### Work to complete
Reproduce the records. Keep every word exact and include no images.
· · · · ·
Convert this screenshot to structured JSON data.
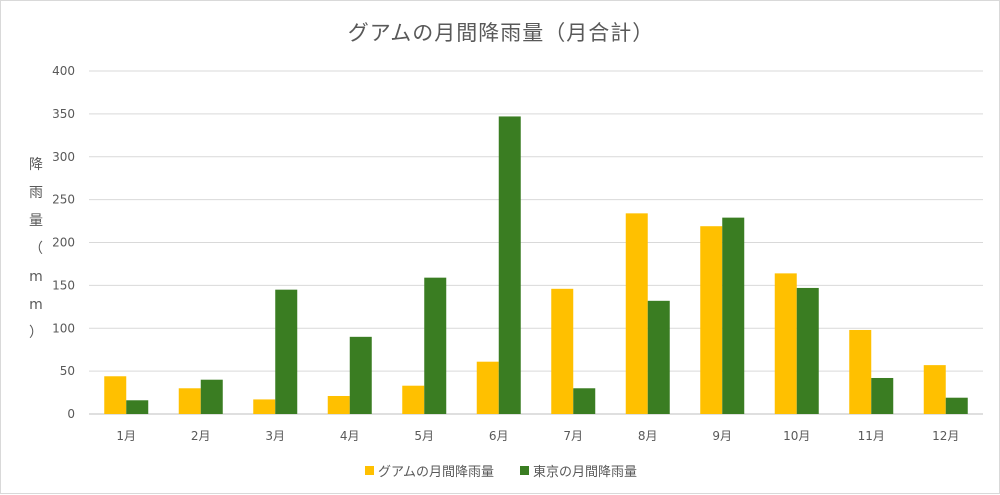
{
  "chart_data": {
    "type": "bar",
    "title": "グアムの月間降雨量（月合計）",
    "ylabel": "降雨量（mm）",
    "xlabel": "",
    "categories": [
      "1月",
      "2月",
      "3月",
      "4月",
      "5月",
      "6月",
      "7月",
      "8月",
      "9月",
      "10月",
      "11月",
      "12月"
    ],
    "series": [
      {
        "name": "グアムの月間降雨量",
        "color": "#ffc000",
        "values": [
          44,
          30,
          17,
          21,
          33,
          61,
          146,
          234,
          219,
          164,
          98,
          57
        ]
      },
      {
        "name": "東京の月間降雨量",
        "color": "#3a7d22",
        "values": [
          16,
          40,
          145,
          90,
          159,
          347,
          30,
          132,
          229,
          147,
          42,
          19
        ]
      }
    ],
    "ylim": [
      0,
      400
    ],
    "yticks": [
      0,
      50,
      100,
      150,
      200,
      250,
      300,
      350,
      400
    ],
    "grid": true,
    "legend_position": "bottom"
  }
}
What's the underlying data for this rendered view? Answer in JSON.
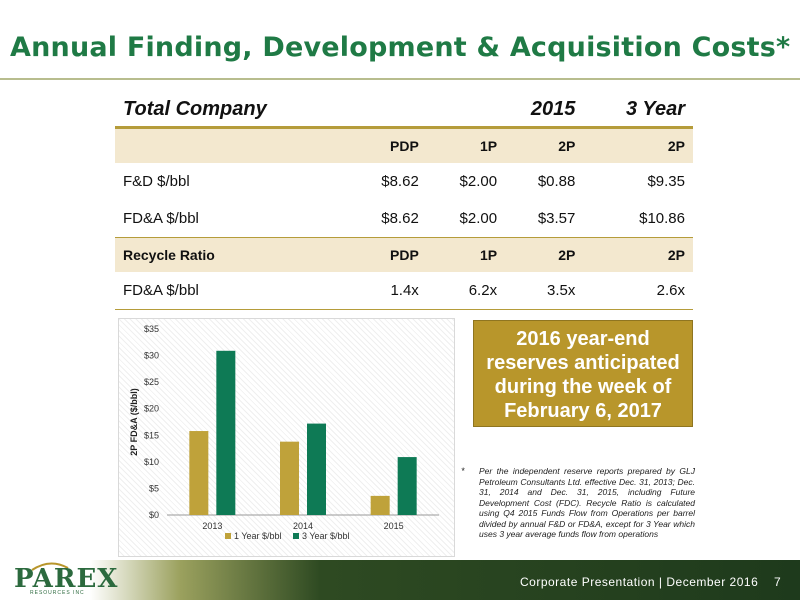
{
  "title": "Annual Finding, Development & Acquisition Costs*",
  "table": {
    "header": {
      "label": "Total Company",
      "c1": "2015",
      "c2": "3 Year"
    },
    "sub1": {
      "label": "",
      "c1": "PDP",
      "c2": "1P",
      "c3": "2P",
      "c4": "2P"
    },
    "rows1": [
      {
        "label": "F&D $/bbl",
        "c1": "$8.62",
        "c2": "$2.00",
        "c3": "$0.88",
        "c4": "$9.35"
      },
      {
        "label": "FD&A $/bbl",
        "c1": "$8.62",
        "c2": "$2.00",
        "c3": "$3.57",
        "c4": "$10.86"
      }
    ],
    "sub2": {
      "label": "Recycle Ratio",
      "c1": "PDP",
      "c2": "1P",
      "c3": "2P",
      "c4": "2P"
    },
    "rows2": [
      {
        "label": "FD&A $/bbl",
        "c1": "1.4x",
        "c2": "6.2x",
        "c3": "3.5x",
        "c4": "2.6x"
      }
    ]
  },
  "callout": {
    "lines": [
      "2016 year-end",
      "reserves anticipated",
      "during the week of",
      "February 6, 2017"
    ]
  },
  "footnote": {
    "star": "*",
    "text": "Per the independent reserve reports prepared by GLJ Petroleum Consultants Ltd. effective Dec. 31, 2013; Dec. 31, 2014 and Dec. 31, 2015, including Future Development Cost (FDC). Recycle Ratio is calculated using Q4 2015 Funds Flow from Operations per barrel divided by annual F&D or FD&A, except for 3 Year which uses 3 year average funds flow from operations"
  },
  "footer": {
    "logo": "PAREX",
    "logo_sub": "RESOURCES INC",
    "text": "Corporate Presentation | December 2016",
    "page": "7"
  },
  "colors": {
    "title": "#1f7a45",
    "series1": "#bfa23a",
    "series2": "#0e7a55",
    "callout": "#b8962b"
  },
  "chart_data": {
    "type": "bar",
    "categories": [
      "2013",
      "2014",
      "2015"
    ],
    "series": [
      {
        "name": "1 Year $/bbl",
        "values": [
          15.8,
          13.8,
          3.6
        ],
        "color": "#bfa23a"
      },
      {
        "name": "3 Year $/bbl",
        "values": [
          30.9,
          17.2,
          10.9
        ],
        "color": "#0e7a55"
      }
    ],
    "ylabel": "2P FD&A ($/bbl)",
    "ylim": [
      0,
      35
    ],
    "yticks": [
      0,
      5,
      10,
      15,
      20,
      25,
      30,
      35
    ],
    "ytick_labels": [
      "$0",
      "$5",
      "$10",
      "$15",
      "$20",
      "$25",
      "$30",
      "$35"
    ],
    "legend": "bottom",
    "grid": false
  }
}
· · · · ·
### Answer for the task
Convert this screenshot to structured JSON data.
{
  "chart_data": {
    "type": "bar",
    "title": "グアムの月間降雨量（月合計）",
    "ylabel": "降雨量（mm）",
    "xlabel": "",
    "categories": [
      "1月",
      "2月",
      "3月",
      "4月",
      "5月",
      "6月",
      "7月",
      "8月",
      "9月",
      "10月",
      "11月",
      "12月"
    ],
    "series": [
      {
        "name": "グアムの月間降雨量",
        "color": "#ffc000",
        "values": [
          44,
          30,
          17,
          21,
          33,
          61,
          146,
          234,
          219,
          164,
          98,
          57
        ]
      },
      {
        "name": "東京の月間降雨量",
        "color": "#3a7d22",
        "values": [
          16,
          40,
          145,
          90,
          159,
          347,
          30,
          132,
          229,
          147,
          42,
          19
        ]
      }
    ],
    "ylim": [
      0,
      400
    ],
    "yticks": [
      0,
      50,
      100,
      150,
      200,
      250,
      300,
      350,
      400
    ],
    "grid": true,
    "legend_position": "bottom"
  }
}
What's the underlying data for this rendered view? Answer in JSON.
{
  "title": "Annual Finding, Development & Acquisition Costs*",
  "table": {
    "header": {
      "label": "Total Company",
      "c1": "2015",
      "c2": "3 Year"
    },
    "sub1": {
      "label": "",
      "c1": "PDP",
      "c2": "1P",
      "c3": "2P",
      "c4": "2P"
    },
    "rows1": [
      {
        "label": "F&D $/bbl",
        "c1": "$8.62",
        "c2": "$2.00",
        "c3": "$0.88",
        "c4": "$9.35"
      },
      {
        "label": "FD&A $/bbl",
        "c1": "$8.62",
        "c2": "$2.00",
        "c3": "$3.57",
        "c4": "$10.86"
      }
    ],
    "sub2": {
      "label": "Recycle Ratio",
      "c1": "PDP",
      "c2": "1P",
      "c3": "2P",
      "c4": "2P"
    },
    "rows2": [
      {
        "label": "FD&A $/bbl",
        "c1": "1.4x",
        "c2": "6.2x",
        "c3": "3.5x",
        "c4": "2.6x"
      }
    ]
  },
  "callout": {
    "lines": [
      "2016 year-end",
      "reserves anticipated",
      "during the week of",
      "February 6, 2017"
    ]
  },
  "footnote": {
    "star": "*",
    "text": "Per the independent reserve reports prepared by GLJ Petroleum Consultants Ltd. effective Dec. 31, 2013; Dec. 31, 2014 and Dec. 31, 2015, including Future Development Cost (FDC). Recycle Ratio is calculated using Q4 2015 Funds Flow from Operations per barrel divided by annual F&D or FD&A, except for 3 Year which uses 3 year average funds flow from operations"
  },
  "footer": {
    "logo": "PAREX",
    "logo_sub": "RESOURCES INC",
    "text": "Corporate Presentation | December 2016",
    "page": "7"
  },
  "colors": {
    "title": "#1f7a45",
    "series1": "#bfa23a",
    "series2": "#0e7a55",
    "callout": "#b8962b"
  },
  "chart_data": {
    "type": "bar",
    "categories": [
      "2013",
      "2014",
      "2015"
    ],
    "series": [
      {
        "name": "1 Year $/bbl",
        "values": [
          15.8,
          13.8,
          3.6
        ],
        "color": "#bfa23a"
      },
      {
        "name": "3 Year $/bbl",
        "values": [
          30.9,
          17.2,
          10.9
        ],
        "color": "#0e7a55"
      }
    ],
    "ylabel": "2P FD&A ($/bbl)",
    "ylim": [
      0,
      35
    ],
    "yticks": [
      0,
      5,
      10,
      15,
      20,
      25,
      30,
      35
    ],
    "ytick_labels": [
      "$0",
      "$5",
      "$10",
      "$15",
      "$20",
      "$25",
      "$30",
      "$35"
    ],
    "legend": "bottom",
    "grid": false
  }
}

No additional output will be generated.